● Task objective
Below are some records; retype all of them exactly.

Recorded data

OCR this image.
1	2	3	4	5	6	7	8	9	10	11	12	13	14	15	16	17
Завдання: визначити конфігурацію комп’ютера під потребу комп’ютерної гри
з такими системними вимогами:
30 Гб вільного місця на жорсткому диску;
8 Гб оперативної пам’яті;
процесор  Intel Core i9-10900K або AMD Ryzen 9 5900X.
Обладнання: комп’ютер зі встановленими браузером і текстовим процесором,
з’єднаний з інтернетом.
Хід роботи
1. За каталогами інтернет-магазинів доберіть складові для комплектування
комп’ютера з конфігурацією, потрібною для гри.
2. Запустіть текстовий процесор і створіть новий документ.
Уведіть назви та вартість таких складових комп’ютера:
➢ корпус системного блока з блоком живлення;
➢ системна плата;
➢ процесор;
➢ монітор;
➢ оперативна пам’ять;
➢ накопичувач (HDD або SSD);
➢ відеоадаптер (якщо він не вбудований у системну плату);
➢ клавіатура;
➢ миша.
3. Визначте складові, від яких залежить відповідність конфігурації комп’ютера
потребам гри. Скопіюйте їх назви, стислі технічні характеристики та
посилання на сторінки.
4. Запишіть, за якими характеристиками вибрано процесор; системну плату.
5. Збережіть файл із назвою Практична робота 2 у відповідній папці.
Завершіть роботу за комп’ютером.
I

● Completed task
OCR this image.
1	2	3	4	5	6	7	8	9	10	11	12	13	14	15	16	17
Завдання: визначити конфігурацію комп’ютера під потребу комп’ютерної гри
з такими системними вимогами:
30 Гб вільного місця на жорсткому диску;
8 Гб оперативної пам’яті;
процесор  Intel Core i9-10900K або AMD Ryzen 9 5900X.
Обладнання: комп’ютер зі встановленими браузером і текстовим процесором,
з’єднаний з інтернетом.
Хід роботи
1. За каталогами інтернет-магазинів доберіть складові для комплектування
комп’ютера з конфігурацією, потрібною для гри.
2. Запустіть текстовий процесор і створіть новий документ.
Уведіть назви та вартість таких складових комп’ютера:
➢ корпус системного блока з блоком живлення;
➢ системна плата;
➢ процесор;
➢ монітор;
➢ оперативна пам’ять;
➢ накопичувач (HDD або SSD);
➢ відеоадаптер (якщо він не вбудований у системну плату);
➢ клавіатура;
➢ миша.
3. Визначте складові, від яких залежить відповідність конфігурації комп’ютера
потребам гри. Скопіюйте їх назви, стислі технічні характеристики та
посилання на сторінки.
4. Запишіть, за якими характеристиками вибрано процесор; системну плату.
5. Збережіть файл із назвою Практична робота 2 у відповідній папці.
Завершіть роботу за комп’ютером.
I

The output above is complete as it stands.